## start PROVIDED INFORMATION

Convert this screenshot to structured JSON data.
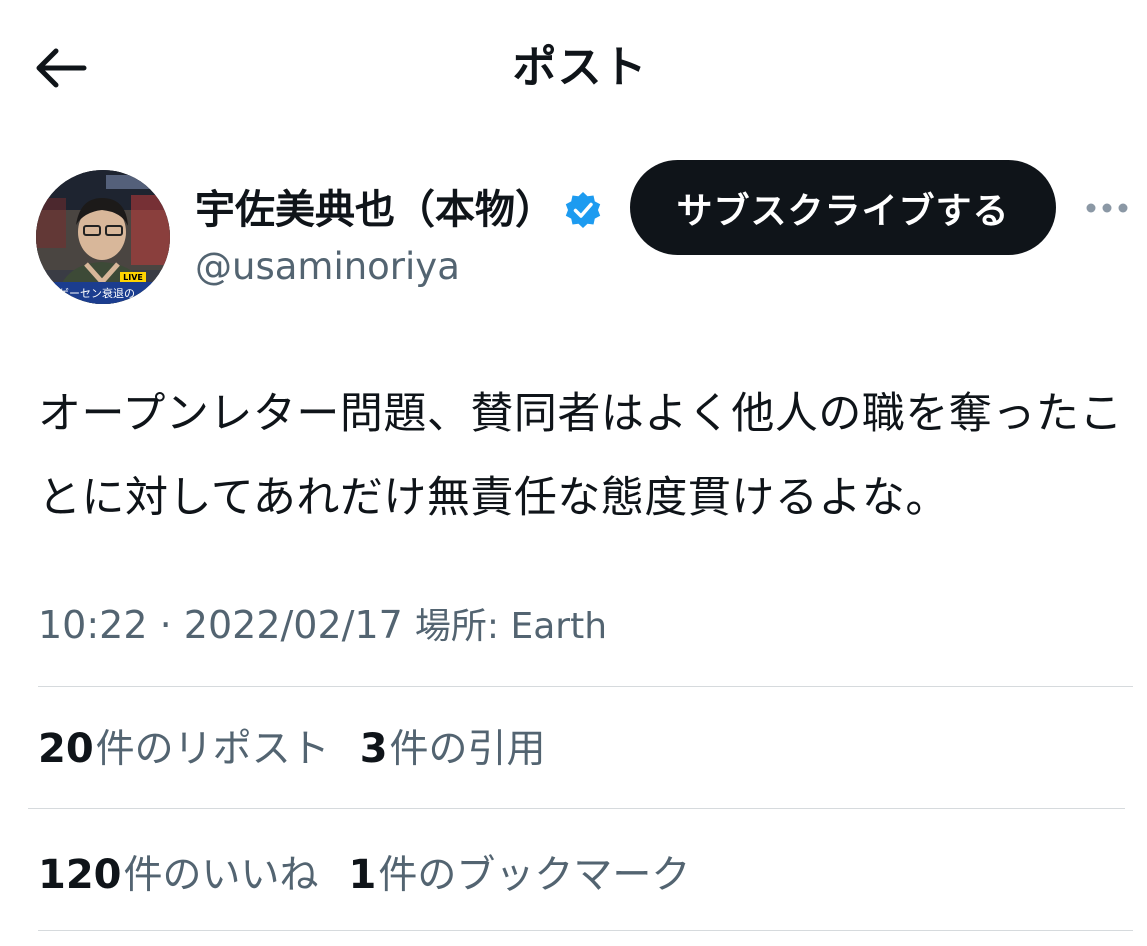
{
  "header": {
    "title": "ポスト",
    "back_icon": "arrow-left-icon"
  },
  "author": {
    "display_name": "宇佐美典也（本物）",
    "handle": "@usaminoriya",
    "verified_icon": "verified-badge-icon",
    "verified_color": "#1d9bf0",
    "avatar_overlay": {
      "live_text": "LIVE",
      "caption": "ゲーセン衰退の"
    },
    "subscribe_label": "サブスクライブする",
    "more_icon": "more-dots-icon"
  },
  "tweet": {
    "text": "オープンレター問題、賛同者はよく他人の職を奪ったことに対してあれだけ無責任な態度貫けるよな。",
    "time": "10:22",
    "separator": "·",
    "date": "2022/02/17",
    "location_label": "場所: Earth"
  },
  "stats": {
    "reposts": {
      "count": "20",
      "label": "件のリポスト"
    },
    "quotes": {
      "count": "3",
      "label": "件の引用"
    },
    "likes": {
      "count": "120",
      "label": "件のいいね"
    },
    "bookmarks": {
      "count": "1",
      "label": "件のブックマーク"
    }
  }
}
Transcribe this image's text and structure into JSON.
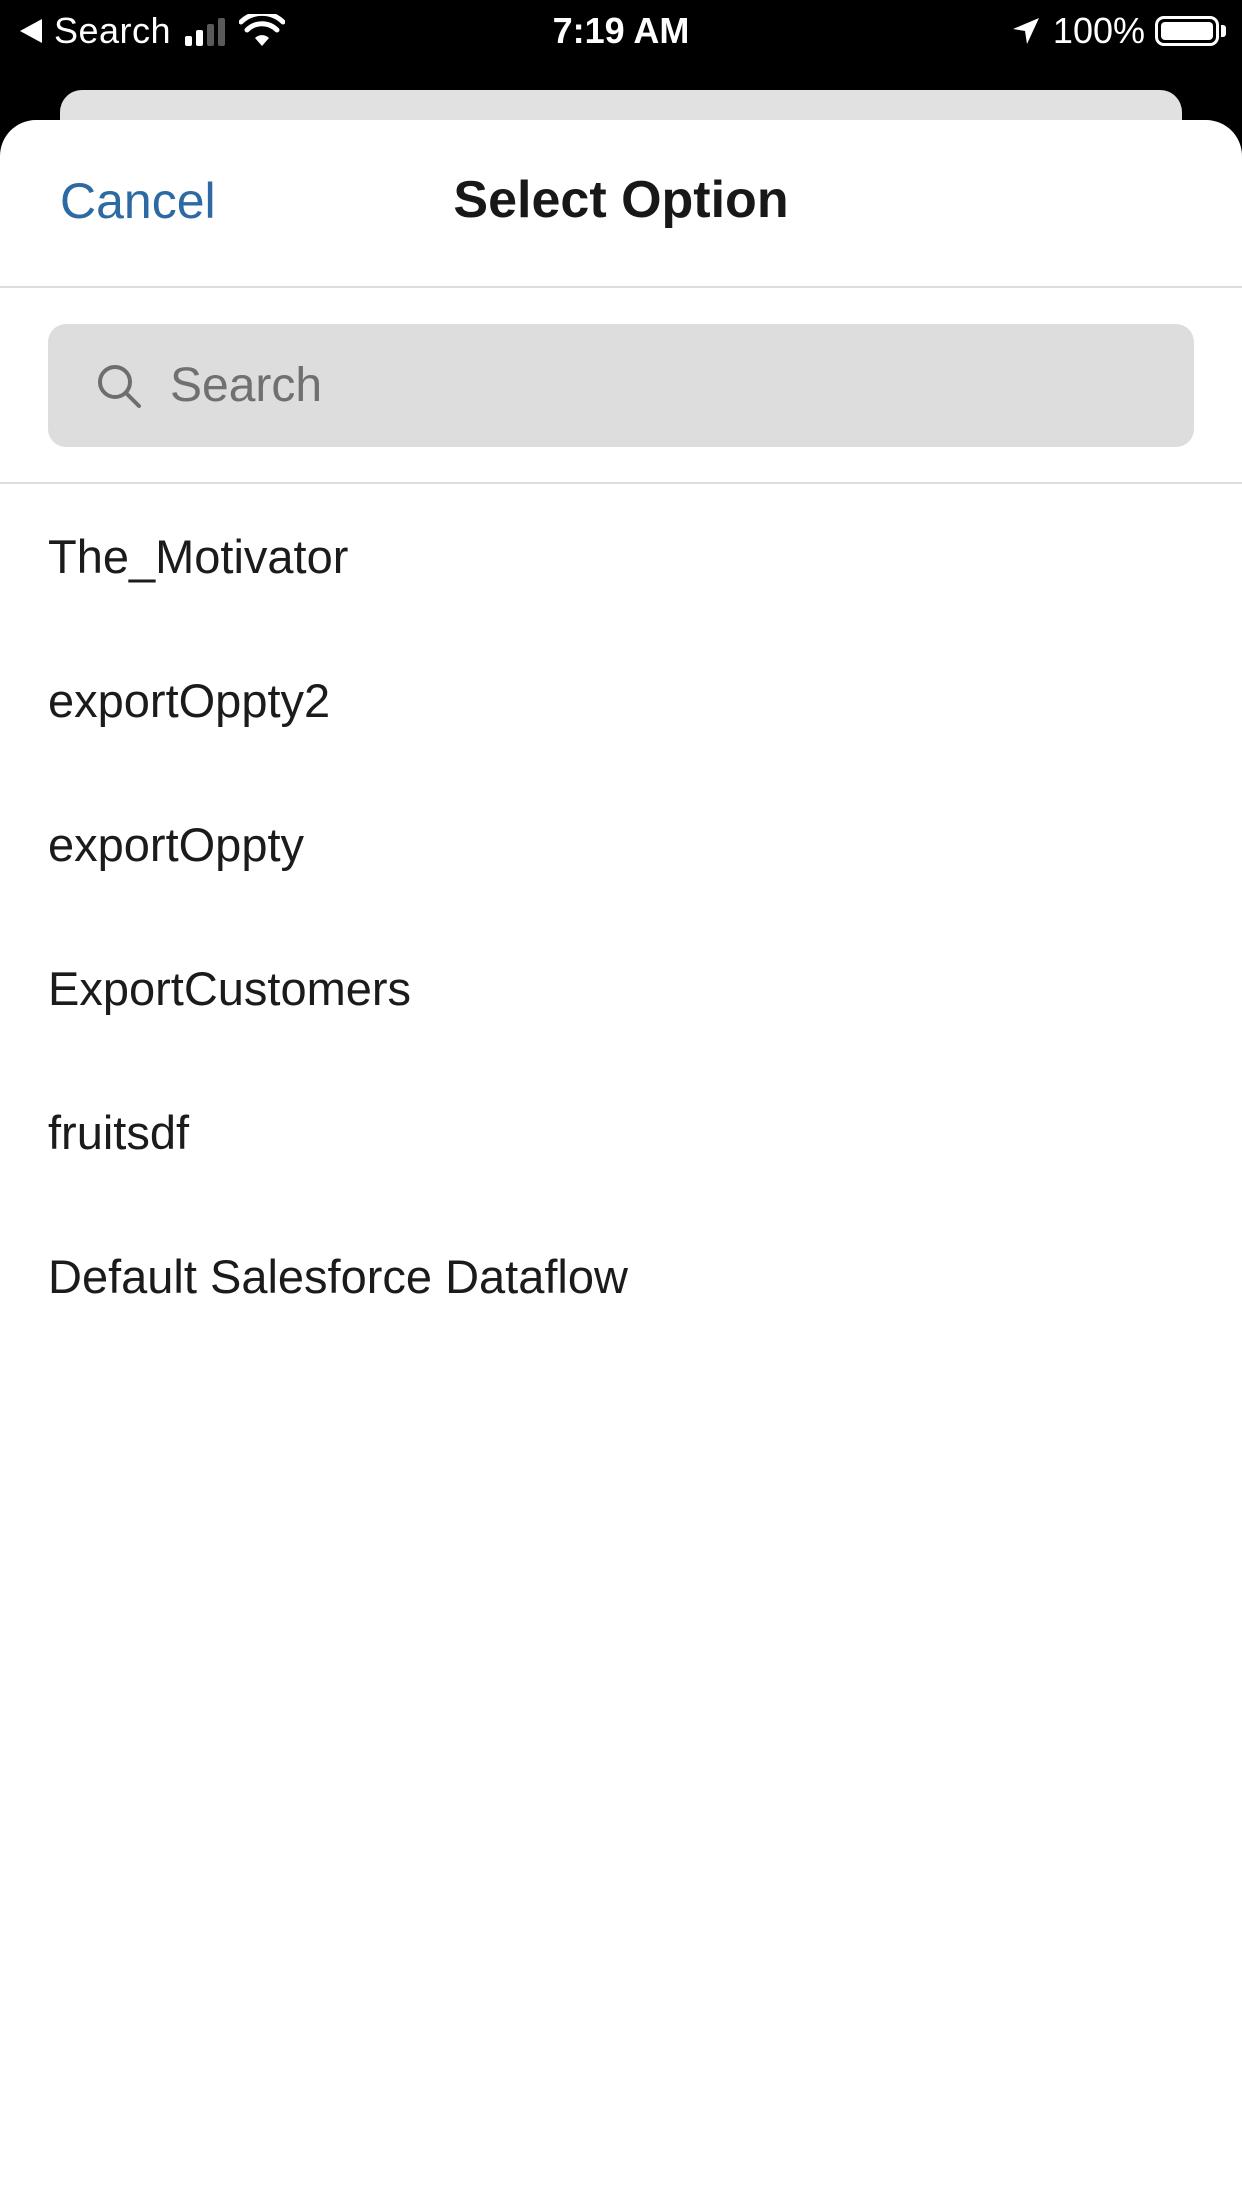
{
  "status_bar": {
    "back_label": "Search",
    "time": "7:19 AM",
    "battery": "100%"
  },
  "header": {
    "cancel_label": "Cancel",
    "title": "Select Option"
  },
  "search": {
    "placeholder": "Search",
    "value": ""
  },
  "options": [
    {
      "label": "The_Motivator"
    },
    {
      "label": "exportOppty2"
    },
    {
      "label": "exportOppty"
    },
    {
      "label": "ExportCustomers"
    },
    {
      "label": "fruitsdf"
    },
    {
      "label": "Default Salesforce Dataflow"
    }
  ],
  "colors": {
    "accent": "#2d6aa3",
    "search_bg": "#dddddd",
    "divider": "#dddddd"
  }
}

## end PROVIDED INFORMATION
## start PROVIDED INFORMATION

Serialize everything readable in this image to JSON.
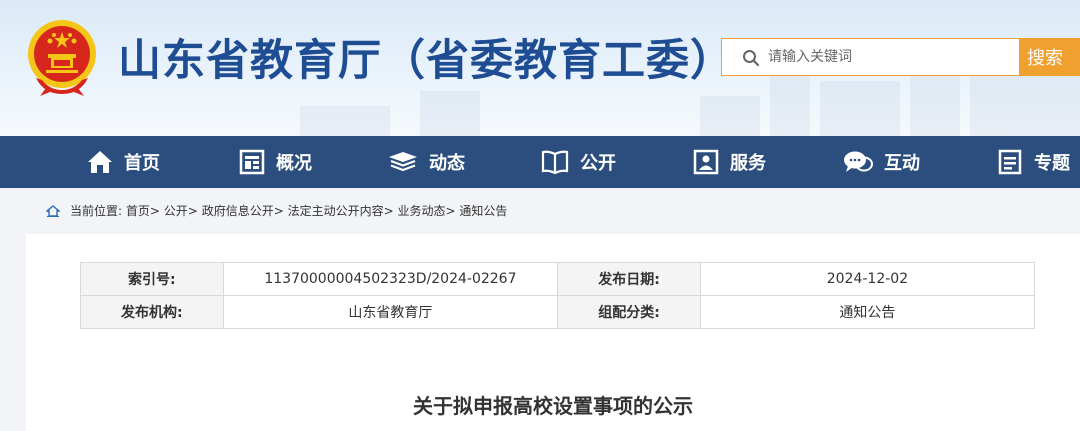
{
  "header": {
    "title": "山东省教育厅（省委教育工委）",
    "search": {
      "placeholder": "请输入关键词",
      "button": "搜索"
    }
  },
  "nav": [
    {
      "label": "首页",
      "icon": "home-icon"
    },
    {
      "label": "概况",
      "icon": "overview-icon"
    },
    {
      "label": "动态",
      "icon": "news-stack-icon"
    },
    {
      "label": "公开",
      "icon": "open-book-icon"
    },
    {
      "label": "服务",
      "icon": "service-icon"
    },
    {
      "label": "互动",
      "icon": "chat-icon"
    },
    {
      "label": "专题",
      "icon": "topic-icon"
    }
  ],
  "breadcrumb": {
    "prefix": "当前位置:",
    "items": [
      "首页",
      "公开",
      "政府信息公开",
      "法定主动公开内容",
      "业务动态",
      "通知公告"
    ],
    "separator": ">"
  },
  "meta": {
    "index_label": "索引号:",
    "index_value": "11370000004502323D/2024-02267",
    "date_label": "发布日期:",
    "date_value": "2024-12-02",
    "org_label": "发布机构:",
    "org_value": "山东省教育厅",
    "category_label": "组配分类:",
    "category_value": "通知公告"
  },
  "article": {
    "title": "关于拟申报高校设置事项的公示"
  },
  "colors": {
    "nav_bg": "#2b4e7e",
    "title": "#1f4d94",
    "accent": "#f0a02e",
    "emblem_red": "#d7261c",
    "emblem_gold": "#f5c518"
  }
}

## end PROVIDED INFORMATION

**PROMPT**. Pick each line holding the word "山东省教育厅" out of the data and copy it.

**TASK RESULT**.
    "title": "山东省教育厅（省委教育工委）",
    "org_value": "山东省教育厅",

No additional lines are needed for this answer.